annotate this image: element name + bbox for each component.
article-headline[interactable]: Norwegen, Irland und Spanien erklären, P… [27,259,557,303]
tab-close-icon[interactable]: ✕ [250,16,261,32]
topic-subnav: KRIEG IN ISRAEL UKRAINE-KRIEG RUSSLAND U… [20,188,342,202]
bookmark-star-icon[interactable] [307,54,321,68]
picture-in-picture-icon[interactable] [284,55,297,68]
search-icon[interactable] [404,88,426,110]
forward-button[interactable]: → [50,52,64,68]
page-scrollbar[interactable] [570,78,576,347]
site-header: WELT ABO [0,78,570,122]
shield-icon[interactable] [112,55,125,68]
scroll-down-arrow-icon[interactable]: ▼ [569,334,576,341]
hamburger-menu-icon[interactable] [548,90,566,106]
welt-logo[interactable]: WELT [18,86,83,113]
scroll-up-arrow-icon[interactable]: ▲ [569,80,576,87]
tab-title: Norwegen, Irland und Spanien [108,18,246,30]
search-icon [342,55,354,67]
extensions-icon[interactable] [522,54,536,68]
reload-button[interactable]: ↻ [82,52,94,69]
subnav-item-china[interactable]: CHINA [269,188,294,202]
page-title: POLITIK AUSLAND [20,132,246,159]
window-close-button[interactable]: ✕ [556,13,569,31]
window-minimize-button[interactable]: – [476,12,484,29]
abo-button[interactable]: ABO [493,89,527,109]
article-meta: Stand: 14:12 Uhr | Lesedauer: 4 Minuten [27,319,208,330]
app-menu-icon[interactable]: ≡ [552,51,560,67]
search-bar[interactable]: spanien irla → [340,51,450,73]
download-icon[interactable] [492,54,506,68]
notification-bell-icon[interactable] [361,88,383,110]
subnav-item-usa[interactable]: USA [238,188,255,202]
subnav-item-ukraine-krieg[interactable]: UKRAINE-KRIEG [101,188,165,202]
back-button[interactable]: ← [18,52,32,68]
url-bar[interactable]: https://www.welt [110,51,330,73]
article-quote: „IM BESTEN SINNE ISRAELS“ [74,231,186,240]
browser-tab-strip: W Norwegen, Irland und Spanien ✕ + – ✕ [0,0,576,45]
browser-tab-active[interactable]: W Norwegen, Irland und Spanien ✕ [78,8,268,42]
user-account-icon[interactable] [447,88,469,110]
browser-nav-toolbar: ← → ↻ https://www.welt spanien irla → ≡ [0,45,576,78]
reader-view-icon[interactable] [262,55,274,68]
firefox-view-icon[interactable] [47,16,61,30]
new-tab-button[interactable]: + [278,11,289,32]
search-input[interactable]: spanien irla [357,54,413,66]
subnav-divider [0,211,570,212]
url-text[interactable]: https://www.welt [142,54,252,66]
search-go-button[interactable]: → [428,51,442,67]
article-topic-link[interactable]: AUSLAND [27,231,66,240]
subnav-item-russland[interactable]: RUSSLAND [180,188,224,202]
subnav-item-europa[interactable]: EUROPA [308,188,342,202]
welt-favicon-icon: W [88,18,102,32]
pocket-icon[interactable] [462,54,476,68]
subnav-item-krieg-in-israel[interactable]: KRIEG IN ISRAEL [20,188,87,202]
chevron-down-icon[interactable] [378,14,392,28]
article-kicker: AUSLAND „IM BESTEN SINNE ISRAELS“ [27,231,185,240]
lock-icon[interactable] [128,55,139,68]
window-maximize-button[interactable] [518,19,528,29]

• Your objective: Rewrite the data above as a JSON array of strings, with each line as one string and blank lines left out.

• Exercise response:
[
  "annotate this image: element name + bbox for each component.",
  "article-headline[interactable]: Norwegen, Irland und Spanien erklären, P… [27,259,557,303]",
  "tab-close-icon[interactable]: ✕ [250,16,261,32]",
  "topic-subnav: KRIEG IN ISRAEL UKRAINE-KRIEG RUSSLAND U… [20,188,342,202]",
  "bookmark-star-icon[interactable] [307,54,321,68]",
  "picture-in-picture-icon[interactable] [284,55,297,68]",
  "search-icon[interactable] [404,88,426,110]",
  "forward-button[interactable]: → [50,52,64,68]",
  "page-scrollbar[interactable] [570,78,576,347]",
  "site-header: WELT ABO [0,78,570,122]",
  "shield-icon[interactable] [112,55,125,68]",
  "scroll-down-arrow-icon[interactable]: ▼ [569,334,576,341]",
  "hamburger-menu-icon[interactable] [548,90,566,106]",
  "welt-logo[interactable]: WELT [18,86,83,113]",
  "scroll-up-arrow-icon[interactable]: ▲ [569,80,576,87]",
  "tab-title: Norwegen, Irland und Spanien [108,18,246,30]",
  "search-icon [342,55,354,67]",
  "extensions-icon[interactable] [522,54,536,68]",
  "reload-button[interactable]: ↻ [82,52,94,69]",
  "subnav-item-china[interactable]: CHINA [269,188,294,202]",
  "page-title: POLITIK AUSLAND [20,132,246,159]",
  "window-close-button[interactable]: ✕ [556,13,569,31]",
  "window-minimize-button[interactable]: – [476,12,484,29]",
  "abo-button[interactable]: ABO [493,89,527,109]",
  "article-meta: Stand: 14:12 Uhr | Lesedauer: 4 Minuten [27,319,208,330]",
  "app-menu-icon[interactable]: ≡ [552,51,560,67]",
  "search-bar[interactable]: spanien irla → [340,51,450,73]",
  "download-icon[interactable] [492,54,506,68]",
  "notification-bell-icon[interactable] [361,88,383,110]",
  "subnav-item-usa[interactable]: USA [238,188,255,202]",
  "subnav-item-ukraine-krieg[interactable]: UKRAINE-KRIEG [101,188,165,202]",
  "back-button[interactable]: ← [18,52,32,68]",
  "url-bar[interactable]: https://www.welt [110,51,330,73]",
  "article-quote: „IM BESTEN SINNE ISRAELS“ [74,231,186,240]",
  "browser-tab-strip: W Norwegen, Irland und Spanien ✕ + – ✕ [0,0,576,45]",
  "browser-tab-active[interactable]: W Norwegen, Irland und Spanien ✕ [78,8,268,42]",
  "user-account-icon[interactable] [447,88,469,110]",
  "browser-nav-toolbar: ← → ↻ https://www.welt spanien irla → ≡ [0,45,576,78]",
  "reader-view-icon[interactable] [262,55,274,68]",
  "firefox-view-icon[interactable] [47,16,61,30]",
  "new-tab-button[interactable]: + [278,11,289,32]",
  "search-input[interactable]: spanien irla [357,54,413,66]",
  "subnav-divider [0,211,570,212]",
  "url-text[interactable]: https://www.welt [142,54,252,66]",
  "search-go-button[interactable]: → [428,51,442,67]",
  "article-topic-link[interactable]: AUSLAND [27,231,66,240]",
  "subnav-item-russland[interactable]: RUSSLAND [180,188,224,202]",
  "subnav-item-europa[interactable]: EUROPA [308,188,342,202]",
  "welt-favicon-icon: W [88,18,102,32]",
  "pocket-icon[interactable] [462,54,476,68]",
  "subnav-item-krieg-in-israel[interactable]: KRIEG IN ISRAEL [20,188,87,202]",
  "chevron-down-icon[interactable] [378,14,392,28]",
  "article-kicker: AUSLAND „IM BESTEN SINNE ISRAELS“ [27,231,185,240]",
  "lock-icon[interactable] [128,55,139,68]",
  "window-maximize-button[interactable] [518,19,528,29]"
]